## START

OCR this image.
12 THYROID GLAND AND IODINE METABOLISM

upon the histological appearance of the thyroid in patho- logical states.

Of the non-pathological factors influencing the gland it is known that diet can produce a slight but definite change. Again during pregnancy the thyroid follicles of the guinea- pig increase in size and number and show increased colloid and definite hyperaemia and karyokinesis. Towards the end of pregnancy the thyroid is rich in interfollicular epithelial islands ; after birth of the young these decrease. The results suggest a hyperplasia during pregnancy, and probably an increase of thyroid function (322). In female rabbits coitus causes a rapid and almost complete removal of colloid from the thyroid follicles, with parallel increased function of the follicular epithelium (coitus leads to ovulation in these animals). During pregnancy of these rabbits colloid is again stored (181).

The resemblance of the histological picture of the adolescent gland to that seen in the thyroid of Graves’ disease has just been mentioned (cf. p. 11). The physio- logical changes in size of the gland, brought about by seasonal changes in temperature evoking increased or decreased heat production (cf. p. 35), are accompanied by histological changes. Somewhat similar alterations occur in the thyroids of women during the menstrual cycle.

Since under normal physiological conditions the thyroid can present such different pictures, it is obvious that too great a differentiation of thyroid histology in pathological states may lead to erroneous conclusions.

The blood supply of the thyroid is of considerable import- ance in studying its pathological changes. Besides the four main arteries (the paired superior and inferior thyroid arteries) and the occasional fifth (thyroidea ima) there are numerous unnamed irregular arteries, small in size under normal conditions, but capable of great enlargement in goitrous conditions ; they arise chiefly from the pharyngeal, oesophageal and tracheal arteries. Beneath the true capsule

## END

■ TASK: Return all of the data exactly as it reads.

■ COMPLETE RESPONSE:
OCR this image.
12 THYROID GLAND AND IODINE METABOLISM

upon the histological appearance of the thyroid in patho- logical states.

Of the non-pathological factors influencing the gland it is known that diet can produce a slight but definite change. Again during pregnancy the thyroid follicles of the guinea- pig increase in size and number and show increased colloid and definite hyperaemia and karyokinesis. Towards the end of pregnancy the thyroid is rich in interfollicular epithelial islands ; after birth of the young these decrease. The results suggest a hyperplasia during pregnancy, and probably an increase of thyroid function (322). In female rabbits coitus causes a rapid and almost complete removal of colloid from the thyroid follicles, with parallel increased function of the follicular epithelium (coitus leads to ovulation in these animals). During pregnancy of these rabbits colloid is again stored (181).

The resemblance of the histological picture of the adolescent gland to that seen in the thyroid of Graves’ disease has just been mentioned (cf. p. 11). The physio- logical changes in size of the gland, brought about by seasonal changes in temperature evoking increased or decreased heat production (cf. p. 35), are accompanied by histological changes. Somewhat similar alterations occur in the thyroids of women during the menstrual cycle.

Since under normal physiological conditions the thyroid can present such different pictures, it is obvious that too great a differentiation of thyroid histology in pathological states may lead to erroneous conclusions.

The blood supply of the thyroid is of considerable import- ance in studying its pathological changes. Besides the four main arteries (the paired superior and inferior thyroid arteries) and the occasional fifth (thyroidea ima) there are numerous unnamed irregular arteries, small in size under normal conditions, but capable of great enlargement in goitrous conditions ; they arise chiefly from the pharyngeal, oesophageal and tracheal arteries. Beneath the true capsule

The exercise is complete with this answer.